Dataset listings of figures
● ● ●

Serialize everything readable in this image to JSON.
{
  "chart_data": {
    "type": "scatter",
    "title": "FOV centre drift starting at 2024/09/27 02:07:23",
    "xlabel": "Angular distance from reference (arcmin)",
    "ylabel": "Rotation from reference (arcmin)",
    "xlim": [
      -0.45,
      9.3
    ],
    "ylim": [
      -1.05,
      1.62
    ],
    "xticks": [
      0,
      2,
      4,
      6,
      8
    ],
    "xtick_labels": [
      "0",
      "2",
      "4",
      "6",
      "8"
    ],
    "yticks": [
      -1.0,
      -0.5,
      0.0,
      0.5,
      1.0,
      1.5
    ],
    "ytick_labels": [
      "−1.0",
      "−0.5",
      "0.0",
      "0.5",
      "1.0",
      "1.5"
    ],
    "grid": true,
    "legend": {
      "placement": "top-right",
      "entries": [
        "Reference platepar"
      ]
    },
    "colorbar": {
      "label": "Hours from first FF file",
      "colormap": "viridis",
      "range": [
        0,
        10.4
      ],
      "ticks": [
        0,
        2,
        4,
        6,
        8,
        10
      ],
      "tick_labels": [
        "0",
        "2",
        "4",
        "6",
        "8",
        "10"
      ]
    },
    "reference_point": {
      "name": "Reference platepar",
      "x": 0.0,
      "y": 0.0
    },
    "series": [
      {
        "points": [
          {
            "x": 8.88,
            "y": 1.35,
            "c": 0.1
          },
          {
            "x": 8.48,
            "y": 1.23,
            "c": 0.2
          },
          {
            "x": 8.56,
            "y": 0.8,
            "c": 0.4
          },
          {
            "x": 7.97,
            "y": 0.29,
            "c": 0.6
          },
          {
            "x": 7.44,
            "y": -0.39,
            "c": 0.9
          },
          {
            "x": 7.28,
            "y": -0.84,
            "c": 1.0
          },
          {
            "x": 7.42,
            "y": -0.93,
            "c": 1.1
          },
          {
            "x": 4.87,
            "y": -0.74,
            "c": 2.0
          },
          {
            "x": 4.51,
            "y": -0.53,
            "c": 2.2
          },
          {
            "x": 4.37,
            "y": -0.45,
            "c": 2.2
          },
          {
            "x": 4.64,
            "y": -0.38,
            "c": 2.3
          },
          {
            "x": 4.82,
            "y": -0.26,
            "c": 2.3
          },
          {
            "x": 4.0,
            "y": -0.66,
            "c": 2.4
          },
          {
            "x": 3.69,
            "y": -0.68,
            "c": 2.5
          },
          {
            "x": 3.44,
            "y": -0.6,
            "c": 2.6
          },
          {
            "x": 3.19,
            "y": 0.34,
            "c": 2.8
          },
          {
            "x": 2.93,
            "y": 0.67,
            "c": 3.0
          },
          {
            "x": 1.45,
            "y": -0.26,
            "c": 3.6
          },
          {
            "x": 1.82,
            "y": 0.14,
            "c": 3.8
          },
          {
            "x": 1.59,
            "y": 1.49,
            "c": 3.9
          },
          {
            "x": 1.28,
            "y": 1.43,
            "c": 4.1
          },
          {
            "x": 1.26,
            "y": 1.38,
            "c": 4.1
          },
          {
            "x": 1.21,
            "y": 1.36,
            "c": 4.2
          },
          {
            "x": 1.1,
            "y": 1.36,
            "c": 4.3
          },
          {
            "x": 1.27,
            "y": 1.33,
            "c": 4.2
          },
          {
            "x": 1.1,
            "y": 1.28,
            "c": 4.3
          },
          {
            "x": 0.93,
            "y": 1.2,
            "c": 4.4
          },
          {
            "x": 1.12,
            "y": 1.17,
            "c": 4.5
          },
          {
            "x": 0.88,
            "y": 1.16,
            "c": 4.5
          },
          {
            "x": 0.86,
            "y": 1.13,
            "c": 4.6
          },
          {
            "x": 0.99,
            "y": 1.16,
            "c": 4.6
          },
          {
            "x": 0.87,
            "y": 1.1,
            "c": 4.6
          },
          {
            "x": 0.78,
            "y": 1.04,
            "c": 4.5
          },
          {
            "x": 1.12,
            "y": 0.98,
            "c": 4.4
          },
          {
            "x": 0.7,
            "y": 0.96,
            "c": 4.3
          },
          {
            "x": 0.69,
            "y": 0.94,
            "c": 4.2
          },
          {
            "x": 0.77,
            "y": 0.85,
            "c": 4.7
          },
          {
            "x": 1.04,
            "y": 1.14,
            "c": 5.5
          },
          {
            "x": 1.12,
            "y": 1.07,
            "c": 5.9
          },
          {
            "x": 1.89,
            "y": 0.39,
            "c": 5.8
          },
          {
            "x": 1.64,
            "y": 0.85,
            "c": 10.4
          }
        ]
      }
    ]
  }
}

● ● ●

## [WHAT YOU ARE ASKED TO DO]
Review the material and copy each line in which the word "from" appears.

## [WRITTEN REPLY]
    "xlabel": "Angular distance from reference (arcmin)",
    "ylabel": "Rotation from reference (arcmin)",
      "label": "Hours from first FF file",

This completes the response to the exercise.